**ASSIGNMENT:** Gather all lines in the data that hold the string "Authorities".

**STORED DATA:**
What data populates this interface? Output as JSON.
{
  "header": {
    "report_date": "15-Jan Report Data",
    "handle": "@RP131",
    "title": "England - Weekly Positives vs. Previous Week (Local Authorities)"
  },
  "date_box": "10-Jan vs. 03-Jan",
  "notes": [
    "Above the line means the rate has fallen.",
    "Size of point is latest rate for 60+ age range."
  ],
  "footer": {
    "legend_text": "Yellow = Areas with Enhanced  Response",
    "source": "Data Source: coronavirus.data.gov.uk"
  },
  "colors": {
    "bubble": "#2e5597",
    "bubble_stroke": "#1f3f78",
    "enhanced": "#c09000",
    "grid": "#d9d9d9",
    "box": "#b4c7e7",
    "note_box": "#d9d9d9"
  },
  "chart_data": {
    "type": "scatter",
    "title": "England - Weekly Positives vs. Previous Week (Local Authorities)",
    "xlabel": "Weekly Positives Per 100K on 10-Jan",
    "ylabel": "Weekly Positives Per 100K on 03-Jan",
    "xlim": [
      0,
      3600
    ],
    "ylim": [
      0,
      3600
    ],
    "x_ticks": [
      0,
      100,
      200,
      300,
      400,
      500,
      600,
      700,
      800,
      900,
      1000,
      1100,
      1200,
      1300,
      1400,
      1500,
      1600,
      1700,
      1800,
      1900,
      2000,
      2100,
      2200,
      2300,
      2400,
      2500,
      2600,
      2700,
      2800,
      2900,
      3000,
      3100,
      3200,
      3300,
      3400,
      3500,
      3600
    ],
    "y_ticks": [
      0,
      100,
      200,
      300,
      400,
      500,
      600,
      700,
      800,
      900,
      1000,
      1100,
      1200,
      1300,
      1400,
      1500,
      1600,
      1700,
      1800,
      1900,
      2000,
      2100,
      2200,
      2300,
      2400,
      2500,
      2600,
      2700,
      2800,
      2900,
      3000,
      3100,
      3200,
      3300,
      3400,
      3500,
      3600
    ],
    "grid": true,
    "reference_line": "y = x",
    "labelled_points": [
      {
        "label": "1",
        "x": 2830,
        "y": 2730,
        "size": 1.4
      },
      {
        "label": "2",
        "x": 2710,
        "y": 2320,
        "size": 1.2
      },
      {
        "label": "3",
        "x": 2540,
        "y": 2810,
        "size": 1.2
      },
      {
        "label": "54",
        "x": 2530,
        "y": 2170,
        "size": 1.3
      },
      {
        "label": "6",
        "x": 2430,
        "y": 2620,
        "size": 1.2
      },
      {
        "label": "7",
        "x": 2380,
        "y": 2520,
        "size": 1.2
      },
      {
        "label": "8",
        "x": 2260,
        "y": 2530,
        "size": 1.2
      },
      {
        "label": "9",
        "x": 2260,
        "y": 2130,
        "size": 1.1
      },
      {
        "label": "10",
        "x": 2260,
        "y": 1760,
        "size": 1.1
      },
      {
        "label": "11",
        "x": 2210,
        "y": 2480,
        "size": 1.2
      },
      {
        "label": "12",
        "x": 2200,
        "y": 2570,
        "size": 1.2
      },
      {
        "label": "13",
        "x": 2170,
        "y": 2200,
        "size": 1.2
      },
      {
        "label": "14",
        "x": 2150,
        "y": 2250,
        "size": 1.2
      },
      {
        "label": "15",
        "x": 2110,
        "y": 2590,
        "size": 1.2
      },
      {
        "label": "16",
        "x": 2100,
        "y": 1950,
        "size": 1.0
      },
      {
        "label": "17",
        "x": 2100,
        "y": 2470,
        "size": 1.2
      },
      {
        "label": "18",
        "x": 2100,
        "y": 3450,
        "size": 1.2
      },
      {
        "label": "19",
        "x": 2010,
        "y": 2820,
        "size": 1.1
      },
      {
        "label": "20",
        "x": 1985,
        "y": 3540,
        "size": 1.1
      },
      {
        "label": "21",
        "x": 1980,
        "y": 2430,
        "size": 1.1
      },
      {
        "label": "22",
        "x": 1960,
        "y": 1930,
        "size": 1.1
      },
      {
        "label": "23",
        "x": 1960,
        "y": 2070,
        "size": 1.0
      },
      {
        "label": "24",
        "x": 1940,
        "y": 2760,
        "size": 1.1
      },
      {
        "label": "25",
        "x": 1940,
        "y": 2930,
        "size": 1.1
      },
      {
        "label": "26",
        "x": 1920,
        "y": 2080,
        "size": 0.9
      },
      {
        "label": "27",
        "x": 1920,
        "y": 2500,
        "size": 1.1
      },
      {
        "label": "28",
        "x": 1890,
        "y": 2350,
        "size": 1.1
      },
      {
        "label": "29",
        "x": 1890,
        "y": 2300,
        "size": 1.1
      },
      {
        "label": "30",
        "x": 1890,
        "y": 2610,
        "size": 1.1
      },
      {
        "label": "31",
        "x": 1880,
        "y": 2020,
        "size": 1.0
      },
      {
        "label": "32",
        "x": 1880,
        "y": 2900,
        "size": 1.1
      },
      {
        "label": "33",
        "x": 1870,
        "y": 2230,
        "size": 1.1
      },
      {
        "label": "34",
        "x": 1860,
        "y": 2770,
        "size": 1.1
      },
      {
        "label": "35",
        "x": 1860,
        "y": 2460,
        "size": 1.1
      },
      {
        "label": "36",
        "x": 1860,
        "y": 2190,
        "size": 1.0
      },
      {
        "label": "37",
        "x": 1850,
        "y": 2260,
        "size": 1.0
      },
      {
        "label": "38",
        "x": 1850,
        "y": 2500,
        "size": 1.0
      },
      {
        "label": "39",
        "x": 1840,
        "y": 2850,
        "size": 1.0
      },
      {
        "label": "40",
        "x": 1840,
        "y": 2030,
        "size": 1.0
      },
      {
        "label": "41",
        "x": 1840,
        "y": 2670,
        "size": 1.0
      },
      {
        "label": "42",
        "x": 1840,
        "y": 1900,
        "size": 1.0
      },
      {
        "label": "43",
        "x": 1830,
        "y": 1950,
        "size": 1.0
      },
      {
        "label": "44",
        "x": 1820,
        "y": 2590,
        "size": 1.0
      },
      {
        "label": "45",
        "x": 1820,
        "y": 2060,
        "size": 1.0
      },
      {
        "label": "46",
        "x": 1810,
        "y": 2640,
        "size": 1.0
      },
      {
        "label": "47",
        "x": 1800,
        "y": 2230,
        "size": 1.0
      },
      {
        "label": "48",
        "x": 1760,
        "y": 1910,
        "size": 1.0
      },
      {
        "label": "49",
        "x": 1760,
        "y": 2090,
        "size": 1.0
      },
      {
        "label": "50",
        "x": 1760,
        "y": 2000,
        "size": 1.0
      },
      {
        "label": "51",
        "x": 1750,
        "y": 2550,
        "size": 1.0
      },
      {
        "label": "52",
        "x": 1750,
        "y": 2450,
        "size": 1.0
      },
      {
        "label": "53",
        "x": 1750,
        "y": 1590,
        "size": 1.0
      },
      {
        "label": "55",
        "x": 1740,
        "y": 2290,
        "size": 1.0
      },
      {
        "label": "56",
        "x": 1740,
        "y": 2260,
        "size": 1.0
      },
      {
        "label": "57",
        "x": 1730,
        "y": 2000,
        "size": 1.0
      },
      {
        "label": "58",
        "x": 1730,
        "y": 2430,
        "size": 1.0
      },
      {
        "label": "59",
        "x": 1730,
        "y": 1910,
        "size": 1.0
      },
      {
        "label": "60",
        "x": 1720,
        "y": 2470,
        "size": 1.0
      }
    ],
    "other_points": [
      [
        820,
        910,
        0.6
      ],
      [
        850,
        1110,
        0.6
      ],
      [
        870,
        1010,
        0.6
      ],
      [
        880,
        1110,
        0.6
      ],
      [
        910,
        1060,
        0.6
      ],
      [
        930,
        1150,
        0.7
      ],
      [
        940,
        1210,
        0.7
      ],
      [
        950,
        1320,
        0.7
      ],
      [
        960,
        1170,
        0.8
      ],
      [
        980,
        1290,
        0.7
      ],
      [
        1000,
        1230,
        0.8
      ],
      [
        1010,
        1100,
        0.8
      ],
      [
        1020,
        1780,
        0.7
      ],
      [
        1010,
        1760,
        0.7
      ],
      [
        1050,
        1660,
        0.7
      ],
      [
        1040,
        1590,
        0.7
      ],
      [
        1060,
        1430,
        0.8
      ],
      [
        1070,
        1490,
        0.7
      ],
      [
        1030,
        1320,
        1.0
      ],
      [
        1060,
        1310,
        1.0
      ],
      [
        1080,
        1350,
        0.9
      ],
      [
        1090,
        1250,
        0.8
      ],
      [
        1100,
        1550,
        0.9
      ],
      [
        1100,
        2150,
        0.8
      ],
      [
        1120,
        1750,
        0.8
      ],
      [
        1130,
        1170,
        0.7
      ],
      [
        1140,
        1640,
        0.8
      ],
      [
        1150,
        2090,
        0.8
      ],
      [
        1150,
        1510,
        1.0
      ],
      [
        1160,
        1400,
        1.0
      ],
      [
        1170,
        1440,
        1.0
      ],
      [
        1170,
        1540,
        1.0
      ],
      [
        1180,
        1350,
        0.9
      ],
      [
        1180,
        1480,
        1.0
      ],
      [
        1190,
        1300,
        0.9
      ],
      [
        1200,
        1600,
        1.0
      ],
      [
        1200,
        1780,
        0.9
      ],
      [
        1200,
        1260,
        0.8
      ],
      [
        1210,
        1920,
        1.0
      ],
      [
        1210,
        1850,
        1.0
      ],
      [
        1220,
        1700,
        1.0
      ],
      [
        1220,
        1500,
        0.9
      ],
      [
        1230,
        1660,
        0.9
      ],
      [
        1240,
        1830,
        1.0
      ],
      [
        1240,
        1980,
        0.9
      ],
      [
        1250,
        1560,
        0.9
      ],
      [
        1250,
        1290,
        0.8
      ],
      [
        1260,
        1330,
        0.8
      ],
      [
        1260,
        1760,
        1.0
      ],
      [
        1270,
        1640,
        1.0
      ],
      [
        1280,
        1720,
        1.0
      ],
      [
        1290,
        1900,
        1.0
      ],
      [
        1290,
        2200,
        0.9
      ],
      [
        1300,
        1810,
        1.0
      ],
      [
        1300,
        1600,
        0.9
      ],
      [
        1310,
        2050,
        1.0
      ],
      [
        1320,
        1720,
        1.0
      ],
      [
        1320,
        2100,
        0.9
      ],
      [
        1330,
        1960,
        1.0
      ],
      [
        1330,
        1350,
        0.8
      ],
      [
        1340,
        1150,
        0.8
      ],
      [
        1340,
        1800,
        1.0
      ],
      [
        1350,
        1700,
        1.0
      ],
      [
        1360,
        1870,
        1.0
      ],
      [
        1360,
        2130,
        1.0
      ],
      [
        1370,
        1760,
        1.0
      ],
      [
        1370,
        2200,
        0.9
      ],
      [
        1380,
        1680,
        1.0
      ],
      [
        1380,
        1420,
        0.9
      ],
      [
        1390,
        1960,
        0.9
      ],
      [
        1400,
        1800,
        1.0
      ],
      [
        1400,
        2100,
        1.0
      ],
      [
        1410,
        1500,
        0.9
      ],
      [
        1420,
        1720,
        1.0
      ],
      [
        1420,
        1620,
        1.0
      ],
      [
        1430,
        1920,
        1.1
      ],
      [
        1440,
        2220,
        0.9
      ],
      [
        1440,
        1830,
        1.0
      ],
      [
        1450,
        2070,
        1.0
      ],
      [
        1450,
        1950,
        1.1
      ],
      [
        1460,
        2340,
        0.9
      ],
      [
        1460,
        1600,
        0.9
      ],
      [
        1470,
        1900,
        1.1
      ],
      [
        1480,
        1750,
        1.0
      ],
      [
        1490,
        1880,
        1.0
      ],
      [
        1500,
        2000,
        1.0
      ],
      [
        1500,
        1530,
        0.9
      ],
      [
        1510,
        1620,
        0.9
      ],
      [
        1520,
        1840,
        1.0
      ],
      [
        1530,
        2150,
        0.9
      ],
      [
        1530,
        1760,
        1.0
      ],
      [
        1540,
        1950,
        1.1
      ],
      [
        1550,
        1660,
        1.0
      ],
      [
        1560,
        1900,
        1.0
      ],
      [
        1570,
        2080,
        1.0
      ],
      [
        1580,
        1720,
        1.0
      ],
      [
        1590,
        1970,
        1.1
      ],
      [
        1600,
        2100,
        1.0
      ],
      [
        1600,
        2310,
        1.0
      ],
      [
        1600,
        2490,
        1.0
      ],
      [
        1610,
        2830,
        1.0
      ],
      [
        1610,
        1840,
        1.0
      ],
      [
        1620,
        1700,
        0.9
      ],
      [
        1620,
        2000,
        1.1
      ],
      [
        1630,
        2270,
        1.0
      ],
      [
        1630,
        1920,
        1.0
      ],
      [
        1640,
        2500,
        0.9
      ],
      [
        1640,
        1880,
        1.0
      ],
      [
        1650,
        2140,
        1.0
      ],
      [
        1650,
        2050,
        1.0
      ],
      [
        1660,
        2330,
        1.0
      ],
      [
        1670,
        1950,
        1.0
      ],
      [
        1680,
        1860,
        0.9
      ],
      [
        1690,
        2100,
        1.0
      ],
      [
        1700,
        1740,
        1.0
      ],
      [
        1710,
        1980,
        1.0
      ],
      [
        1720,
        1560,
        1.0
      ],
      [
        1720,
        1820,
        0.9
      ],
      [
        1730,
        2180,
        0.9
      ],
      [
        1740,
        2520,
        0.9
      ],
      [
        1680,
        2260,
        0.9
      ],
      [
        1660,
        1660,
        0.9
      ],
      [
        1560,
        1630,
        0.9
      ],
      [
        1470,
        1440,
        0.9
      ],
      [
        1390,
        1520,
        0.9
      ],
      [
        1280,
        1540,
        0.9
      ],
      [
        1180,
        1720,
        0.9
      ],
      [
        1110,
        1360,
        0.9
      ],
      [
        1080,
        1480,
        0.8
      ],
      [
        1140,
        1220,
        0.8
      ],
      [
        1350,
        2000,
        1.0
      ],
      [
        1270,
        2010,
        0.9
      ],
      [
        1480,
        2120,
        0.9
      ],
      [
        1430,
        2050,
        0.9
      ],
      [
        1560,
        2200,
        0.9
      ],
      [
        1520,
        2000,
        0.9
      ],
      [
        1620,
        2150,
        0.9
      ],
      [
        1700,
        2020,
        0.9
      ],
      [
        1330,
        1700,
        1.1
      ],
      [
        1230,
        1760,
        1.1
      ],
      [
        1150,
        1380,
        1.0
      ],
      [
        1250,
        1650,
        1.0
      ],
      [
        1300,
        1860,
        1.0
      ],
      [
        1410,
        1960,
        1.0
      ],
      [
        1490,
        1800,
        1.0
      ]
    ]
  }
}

**EXPECTED ANSWER:**
    "title": "England - Weekly Positives vs. Previous Week (Local Authorities)"
    "title": "England - Weekly Positives vs. Previous Week (Local Authorities)",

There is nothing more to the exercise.